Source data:

-*-

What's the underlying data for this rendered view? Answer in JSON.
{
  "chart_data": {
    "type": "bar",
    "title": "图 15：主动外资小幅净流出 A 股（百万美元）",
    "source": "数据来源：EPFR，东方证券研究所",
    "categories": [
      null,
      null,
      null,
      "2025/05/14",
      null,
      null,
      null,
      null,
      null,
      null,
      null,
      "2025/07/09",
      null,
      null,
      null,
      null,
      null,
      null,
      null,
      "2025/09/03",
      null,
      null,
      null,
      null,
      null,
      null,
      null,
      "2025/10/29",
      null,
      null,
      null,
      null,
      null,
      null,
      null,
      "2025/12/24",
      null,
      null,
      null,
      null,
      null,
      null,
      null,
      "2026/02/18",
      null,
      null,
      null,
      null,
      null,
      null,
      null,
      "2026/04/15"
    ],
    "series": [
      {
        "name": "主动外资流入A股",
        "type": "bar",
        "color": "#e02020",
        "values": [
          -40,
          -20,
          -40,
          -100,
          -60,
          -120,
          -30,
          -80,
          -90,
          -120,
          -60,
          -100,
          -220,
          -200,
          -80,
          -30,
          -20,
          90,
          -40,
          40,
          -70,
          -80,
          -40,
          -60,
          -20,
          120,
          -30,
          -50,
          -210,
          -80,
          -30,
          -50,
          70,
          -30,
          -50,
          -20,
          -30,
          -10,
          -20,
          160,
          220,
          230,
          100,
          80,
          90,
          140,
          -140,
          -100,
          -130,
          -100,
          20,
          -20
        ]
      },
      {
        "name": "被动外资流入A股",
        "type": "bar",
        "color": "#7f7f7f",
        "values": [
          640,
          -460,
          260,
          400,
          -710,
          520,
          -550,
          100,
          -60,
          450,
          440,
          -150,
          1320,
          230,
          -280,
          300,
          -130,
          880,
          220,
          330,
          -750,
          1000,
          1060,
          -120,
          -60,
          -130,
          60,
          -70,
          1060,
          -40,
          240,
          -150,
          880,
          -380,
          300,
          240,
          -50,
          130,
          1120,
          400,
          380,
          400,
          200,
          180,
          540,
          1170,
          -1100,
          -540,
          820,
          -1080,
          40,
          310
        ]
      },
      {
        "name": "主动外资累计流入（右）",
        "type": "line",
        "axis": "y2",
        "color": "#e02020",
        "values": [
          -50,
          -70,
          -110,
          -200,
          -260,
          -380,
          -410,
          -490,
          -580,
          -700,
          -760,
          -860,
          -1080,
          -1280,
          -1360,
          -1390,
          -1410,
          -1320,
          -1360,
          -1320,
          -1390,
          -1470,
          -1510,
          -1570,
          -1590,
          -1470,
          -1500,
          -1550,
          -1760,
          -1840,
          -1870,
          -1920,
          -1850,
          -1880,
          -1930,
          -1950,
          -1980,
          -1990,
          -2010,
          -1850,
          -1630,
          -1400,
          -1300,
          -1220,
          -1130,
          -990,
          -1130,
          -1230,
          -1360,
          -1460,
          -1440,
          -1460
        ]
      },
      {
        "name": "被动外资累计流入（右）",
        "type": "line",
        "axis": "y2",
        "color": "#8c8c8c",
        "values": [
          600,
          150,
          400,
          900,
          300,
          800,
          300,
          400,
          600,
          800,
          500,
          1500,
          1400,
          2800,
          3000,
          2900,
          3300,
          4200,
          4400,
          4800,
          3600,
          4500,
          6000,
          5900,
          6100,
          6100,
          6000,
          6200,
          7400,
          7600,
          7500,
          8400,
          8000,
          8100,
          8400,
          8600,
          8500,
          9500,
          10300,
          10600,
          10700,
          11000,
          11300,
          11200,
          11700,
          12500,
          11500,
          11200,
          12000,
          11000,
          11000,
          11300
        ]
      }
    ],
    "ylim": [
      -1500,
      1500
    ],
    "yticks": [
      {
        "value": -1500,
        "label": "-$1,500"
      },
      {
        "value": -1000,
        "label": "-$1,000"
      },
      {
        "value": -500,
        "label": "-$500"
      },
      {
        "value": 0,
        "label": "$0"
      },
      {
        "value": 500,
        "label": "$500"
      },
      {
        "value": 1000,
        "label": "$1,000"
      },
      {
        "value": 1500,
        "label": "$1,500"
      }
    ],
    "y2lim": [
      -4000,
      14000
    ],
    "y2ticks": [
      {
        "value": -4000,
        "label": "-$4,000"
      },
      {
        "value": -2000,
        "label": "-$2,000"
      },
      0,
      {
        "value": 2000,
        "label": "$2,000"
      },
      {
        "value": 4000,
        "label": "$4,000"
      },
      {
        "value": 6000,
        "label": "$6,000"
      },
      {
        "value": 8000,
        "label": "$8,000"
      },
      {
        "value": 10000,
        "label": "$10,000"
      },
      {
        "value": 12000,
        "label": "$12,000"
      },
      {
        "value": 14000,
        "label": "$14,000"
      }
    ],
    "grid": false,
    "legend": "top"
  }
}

-*-

▶ **Written exercise**
Copy out the whole listing, exactly as written.

▶ **Solution to this problem**
What's the underlying data for this rendered view? Answer in JSON.
{
  "chart_data": {
    "type": "bar",
    "title": "图 15：主动外资小幅净流出 A 股（百万美元）",
    "source": "数据来源：EPFR，东方证券研究所",
    "categories": [
      null,
      null,
      null,
      "2025/05/14",
      null,
      null,
      null,
      null,
      null,
      null,
      null,
      "2025/07/09",
      null,
      null,
      null,
      null,
      null,
      null,
      null,
      "2025/09/03",
      null,
      null,
      null,
      null,
      null,
      null,
      null,
      "2025/10/29",
      null,
      null,
      null,
      null,
      null,
      null,
      null,
      "2025/12/24",
      null,
      null,
      null,
      null,
      null,
      null,
      null,
      "2026/02/18",
      null,
      null,
      null,
      null,
      null,
      null,
      null,
      "2026/04/15"
    ],
    "series": [
      {
        "name": "主动外资流入A股",
        "type": "bar",
        "color": "#e02020",
        "values": [
          -40,
          -20,
          -40,
          -100,
          -60,
          -120,
          -30,
          -80,
          -90,
          -120,
          -60,
          -100,
          -220,
          -200,
          -80,
          -30,
          -20,
          90,
          -40,
          40,
          -70,
          -80,
          -40,
          -60,
          -20,
          120,
          -30,
          -50,
          -210,
          -80,
          -30,
          -50,
          70,
          -30,
          -50,
          -20,
          -30,
          -10,
          -20,
          160,
          220,
          230,
          100,
          80,
          90,
          140,
          -140,
          -100,
          -130,
          -100,
          20,
          -20
        ]
      },
      {
        "name": "被动外资流入A股",
        "type": "bar",
        "color": "#7f7f7f",
        "values": [
          640,
          -460,
          260,
          400,
          -710,
          520,
          -550,
          100,
          -60,
          450,
          440,
          -150,
          1320,
          230,
          -280,
          300,
          -130,
          880,
          220,
          330,
          -750,
          1000,
          1060,
          -120,
          -60,
          -130,
          60,
          -70,
          1060,
          -40,
          240,
          -150,
          880,
          -380,
          300,
          240,
          -50,
          130,
          1120,
          400,
          380,
          400,
          200,
          180,
          540,
          1170,
          -1100,
          -540,
          820,
          -1080,
          40,
          310
        ]
      },
      {
        "name": "主动外资累计流入（右）",
        "type": "line",
        "axis": "y2",
        "color": "#e02020",
        "values": [
          -50,
          -70,
          -110,
          -200,
          -260,
          -380,
          -410,
          -490,
          -580,
          -700,
          -760,
          -860,
          -1080,
          -1280,
          -1360,
          -1390,
          -1410,
          -1320,
          -1360,
          -1320,
          -1390,
          -1470,
          -1510,
          -1570,
          -1590,
          -1470,
          -1500,
          -1550,
          -1760,
          -1840,
          -1870,
          -1920,
          -1850,
          -1880,
          -1930,
          -1950,
          -1980,
          -1990,
          -2010,
          -1850,
          -1630,
          -1400,
          -1300,
          -1220,
          -1130,
          -990,
          -1130,
          -1230,
          -1360,
          -1460,
          -1440,
          -1460
        ]
      },
      {
        "name": "被动外资累计流入（右）",
        "type": "line",
        "axis": "y2",
        "color": "#8c8c8c",
        "values": [
          600,
          150,
          400,
          900,
          300,
          800,
          300,
          400,
          600,
          800,
          500,
          1500,
          1400,
          2800,
          3000,
          2900,
          3300,
          4200,
          4400,
          4800,
          3600,
          4500,
          6000,
          5900,
          6100,
          6100,
          6000,
          6200,
          7400,
          7600,
          7500,
          8400,
          8000,
          8100,
          8400,
          8600,
          8500,
          9500,
          10300,
          10600,
          10700,
          11000,
          11300,
          11200,
          11700,
          12500,
          11500,
          11200,
          12000,
          11000,
          11000,
          11300
        ]
      }
    ],
    "ylim": [
      -1500,
      1500
    ],
    "yticks": [
      {
        "value": -1500,
        "label": "-$1,500"
      },
      {
        "value": -1000,
        "label": "-$1,000"
      },
      {
        "value": -500,
        "label": "-$500"
      },
      {
        "value": 0,
        "label": "$0"
      },
      {
        "value": 500,
        "label": "$500"
      },
      {
        "value": 1000,
        "label": "$1,000"
      },
      {
        "value": 1500,
        "label": "$1,500"
      }
    ],
    "y2lim": [
      -4000,
      14000
    ],
    "y2ticks": [
      {
        "value": -4000,
        "label": "-$4,000"
      },
      {
        "value": -2000,
        "label": "-$2,000"
      },
      0,
      {
        "value": 2000,
        "label": "$2,000"
      },
      {
        "value": 4000,
        "label": "$4,000"
      },
      {
        "value": 6000,
        "label": "$6,000"
      },
      {
        "value": 8000,
        "label": "$8,000"
      },
      {
        "value": 10000,
        "label": "$10,000"
      },
      {
        "value": 12000,
        "label": "$12,000"
      },
      {
        "value": 14000,
        "label": "$14,000"
      }
    ],
    "grid": false,
    "legend": "top"
  }
}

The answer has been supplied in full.